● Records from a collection

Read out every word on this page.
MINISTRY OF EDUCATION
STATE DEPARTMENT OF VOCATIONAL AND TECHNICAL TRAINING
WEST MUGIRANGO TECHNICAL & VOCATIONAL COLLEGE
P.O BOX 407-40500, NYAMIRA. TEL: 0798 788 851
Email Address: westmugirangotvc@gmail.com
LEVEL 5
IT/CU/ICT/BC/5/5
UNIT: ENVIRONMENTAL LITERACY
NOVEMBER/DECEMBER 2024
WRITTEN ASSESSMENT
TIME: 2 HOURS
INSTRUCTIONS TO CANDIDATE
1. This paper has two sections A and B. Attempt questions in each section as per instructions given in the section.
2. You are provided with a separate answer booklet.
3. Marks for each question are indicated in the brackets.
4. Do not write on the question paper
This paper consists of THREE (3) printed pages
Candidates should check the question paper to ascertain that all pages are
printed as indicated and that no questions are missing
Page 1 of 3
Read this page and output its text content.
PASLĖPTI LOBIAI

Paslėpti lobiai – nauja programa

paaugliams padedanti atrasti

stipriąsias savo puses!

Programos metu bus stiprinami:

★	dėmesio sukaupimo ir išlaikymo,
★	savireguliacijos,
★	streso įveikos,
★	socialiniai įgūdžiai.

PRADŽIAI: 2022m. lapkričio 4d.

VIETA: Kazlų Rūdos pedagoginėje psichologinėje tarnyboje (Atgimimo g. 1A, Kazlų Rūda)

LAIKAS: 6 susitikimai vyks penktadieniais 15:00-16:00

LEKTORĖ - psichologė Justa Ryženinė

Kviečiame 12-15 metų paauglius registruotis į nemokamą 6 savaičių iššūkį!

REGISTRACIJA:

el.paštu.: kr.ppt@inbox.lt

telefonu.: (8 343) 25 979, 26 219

● Given instruction
Everything from the line with "Read this page and output its text content." to the end of the listing above needs to be duplicated exactly, both end lines included, with nothing more.

● Exercise response
Read this page and output its text content.
PASLĖPTI LOBIAI

Paslėpti lobiai – nauja programa

paaugliams padedanti atrasti

stipriąsias savo puses!

Programos metu bus stiprinami:

★	dėmesio sukaupimo ir išlaikymo,
★	savireguliacijos,
★	streso įveikos,
★	socialiniai įgūdžiai.

PRADŽIAI: 2022m. lapkričio 4d.

VIETA: Kazlų Rūdos pedagoginėje psichologinėje tarnyboje (Atgimimo g. 1A, Kazlų Rūda)

LAIKAS: 6 susitikimai vyks penktadieniais 15:00-16:00

LEKTORĖ - psichologė Justa Ryženinė

Kviečiame 12-15 metų paauglius registruotis į nemokamą 6 savaičių iššūkį!

REGISTRACIJA:

el.paštu.: kr.ppt@inbox.lt

telefonu.: (8 343) 25 979, 26 219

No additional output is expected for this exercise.